=== WORK INSTRUCTIONS ===
Say how many lines of the listing below contain "color", giving the number and nothing else.

──────────

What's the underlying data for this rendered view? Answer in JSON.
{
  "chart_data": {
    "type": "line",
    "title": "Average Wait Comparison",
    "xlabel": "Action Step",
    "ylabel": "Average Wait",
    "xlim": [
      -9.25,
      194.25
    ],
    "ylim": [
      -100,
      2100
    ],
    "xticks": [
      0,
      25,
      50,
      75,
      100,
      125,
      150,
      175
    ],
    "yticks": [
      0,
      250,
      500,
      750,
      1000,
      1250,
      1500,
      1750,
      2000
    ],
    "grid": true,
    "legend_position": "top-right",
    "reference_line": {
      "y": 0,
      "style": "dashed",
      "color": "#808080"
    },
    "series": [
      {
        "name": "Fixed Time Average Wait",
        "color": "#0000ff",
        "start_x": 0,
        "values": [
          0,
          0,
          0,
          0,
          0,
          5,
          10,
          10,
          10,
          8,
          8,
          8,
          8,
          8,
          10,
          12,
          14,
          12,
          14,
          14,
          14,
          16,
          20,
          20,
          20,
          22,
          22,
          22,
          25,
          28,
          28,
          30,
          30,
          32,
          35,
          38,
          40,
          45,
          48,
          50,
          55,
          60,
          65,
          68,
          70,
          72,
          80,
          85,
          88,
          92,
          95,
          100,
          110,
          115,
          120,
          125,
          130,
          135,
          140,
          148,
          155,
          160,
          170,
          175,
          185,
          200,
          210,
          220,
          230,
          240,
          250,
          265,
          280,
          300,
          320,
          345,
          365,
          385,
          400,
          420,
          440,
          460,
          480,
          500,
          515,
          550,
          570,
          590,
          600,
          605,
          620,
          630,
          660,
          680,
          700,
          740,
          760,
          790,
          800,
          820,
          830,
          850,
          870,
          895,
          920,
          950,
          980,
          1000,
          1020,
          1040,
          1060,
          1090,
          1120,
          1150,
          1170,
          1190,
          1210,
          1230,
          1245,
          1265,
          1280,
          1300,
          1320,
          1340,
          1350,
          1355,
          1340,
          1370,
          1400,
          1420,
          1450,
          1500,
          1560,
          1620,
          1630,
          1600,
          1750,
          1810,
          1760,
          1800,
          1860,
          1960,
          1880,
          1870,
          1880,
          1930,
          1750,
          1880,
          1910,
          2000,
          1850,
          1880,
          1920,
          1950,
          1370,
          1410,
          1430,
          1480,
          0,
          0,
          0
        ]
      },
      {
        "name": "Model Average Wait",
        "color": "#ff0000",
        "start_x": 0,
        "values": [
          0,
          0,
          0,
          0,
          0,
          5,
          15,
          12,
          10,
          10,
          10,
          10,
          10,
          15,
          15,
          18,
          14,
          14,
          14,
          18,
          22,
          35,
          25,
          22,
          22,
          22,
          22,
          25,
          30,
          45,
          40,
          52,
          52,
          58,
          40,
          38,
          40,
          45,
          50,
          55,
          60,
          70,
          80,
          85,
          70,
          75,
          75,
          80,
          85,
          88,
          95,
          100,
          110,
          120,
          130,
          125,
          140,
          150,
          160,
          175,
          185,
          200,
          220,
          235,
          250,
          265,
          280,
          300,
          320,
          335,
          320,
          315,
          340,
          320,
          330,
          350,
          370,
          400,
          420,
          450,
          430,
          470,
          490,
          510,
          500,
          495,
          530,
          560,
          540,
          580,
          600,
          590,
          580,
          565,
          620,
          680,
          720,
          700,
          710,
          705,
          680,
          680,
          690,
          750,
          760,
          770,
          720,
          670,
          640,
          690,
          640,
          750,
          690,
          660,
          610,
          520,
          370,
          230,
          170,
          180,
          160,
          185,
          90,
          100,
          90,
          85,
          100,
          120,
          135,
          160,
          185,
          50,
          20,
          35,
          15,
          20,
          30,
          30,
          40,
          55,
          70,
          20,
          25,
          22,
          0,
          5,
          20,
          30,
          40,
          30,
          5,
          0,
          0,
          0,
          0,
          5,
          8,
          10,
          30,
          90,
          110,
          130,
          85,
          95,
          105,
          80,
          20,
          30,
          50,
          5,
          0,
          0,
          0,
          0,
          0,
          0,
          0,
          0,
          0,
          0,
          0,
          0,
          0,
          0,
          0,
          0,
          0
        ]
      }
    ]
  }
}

──────────

=== FULL RESPONSE ===
3